* **Request**:
Entries follow. Set all of them down as they stand.

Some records
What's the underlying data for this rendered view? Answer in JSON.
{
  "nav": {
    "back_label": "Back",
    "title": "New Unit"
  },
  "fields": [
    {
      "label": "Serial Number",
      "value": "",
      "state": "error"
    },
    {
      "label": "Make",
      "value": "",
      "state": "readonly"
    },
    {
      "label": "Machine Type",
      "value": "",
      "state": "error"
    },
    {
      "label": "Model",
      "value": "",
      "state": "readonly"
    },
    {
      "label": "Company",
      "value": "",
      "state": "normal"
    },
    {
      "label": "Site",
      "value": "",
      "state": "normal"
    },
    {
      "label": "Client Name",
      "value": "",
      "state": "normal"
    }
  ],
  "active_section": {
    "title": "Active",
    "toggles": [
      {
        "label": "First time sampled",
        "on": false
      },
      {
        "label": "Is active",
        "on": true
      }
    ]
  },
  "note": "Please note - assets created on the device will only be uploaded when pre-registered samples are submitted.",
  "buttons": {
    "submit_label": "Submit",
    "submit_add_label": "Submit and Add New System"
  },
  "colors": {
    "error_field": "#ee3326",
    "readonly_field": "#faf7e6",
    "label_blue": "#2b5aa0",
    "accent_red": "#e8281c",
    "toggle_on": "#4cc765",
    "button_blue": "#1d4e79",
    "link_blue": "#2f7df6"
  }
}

* **Expected answer**:
What's the underlying data for this rendered view? Answer in JSON.
{
  "nav": {
    "back_label": "Back",
    "title": "New Unit"
  },
  "fields": [
    {
      "label": "Serial Number",
      "value": "",
      "state": "error"
    },
    {
      "label": "Make",
      "value": "",
      "state": "readonly"
    },
    {
      "label": "Machine Type",
      "value": "",
      "state": "error"
    },
    {
      "label": "Model",
      "value": "",
      "state": "readonly"
    },
    {
      "label": "Company",
      "value": "",
      "state": "normal"
    },
    {
      "label": "Site",
      "value": "",
      "state": "normal"
    },
    {
      "label": "Client Name",
      "value": "",
      "state": "normal"
    }
  ],
  "active_section": {
    "title": "Active",
    "toggles": [
      {
        "label": "First time sampled",
        "on": false
      },
      {
        "label": "Is active",
        "on": true
      }
    ]
  },
  "note": "Please note - assets created on the device will only be uploaded when pre-registered samples are submitted.",
  "buttons": {
    "submit_label": "Submit",
    "submit_add_label": "Submit and Add New System"
  },
  "colors": {
    "error_field": "#ee3326",
    "readonly_field": "#faf7e6",
    "label_blue": "#2b5aa0",
    "accent_red": "#e8281c",
    "toggle_on": "#4cc765",
    "button_blue": "#1d4e79",
    "link_blue": "#2f7df6"
  }
}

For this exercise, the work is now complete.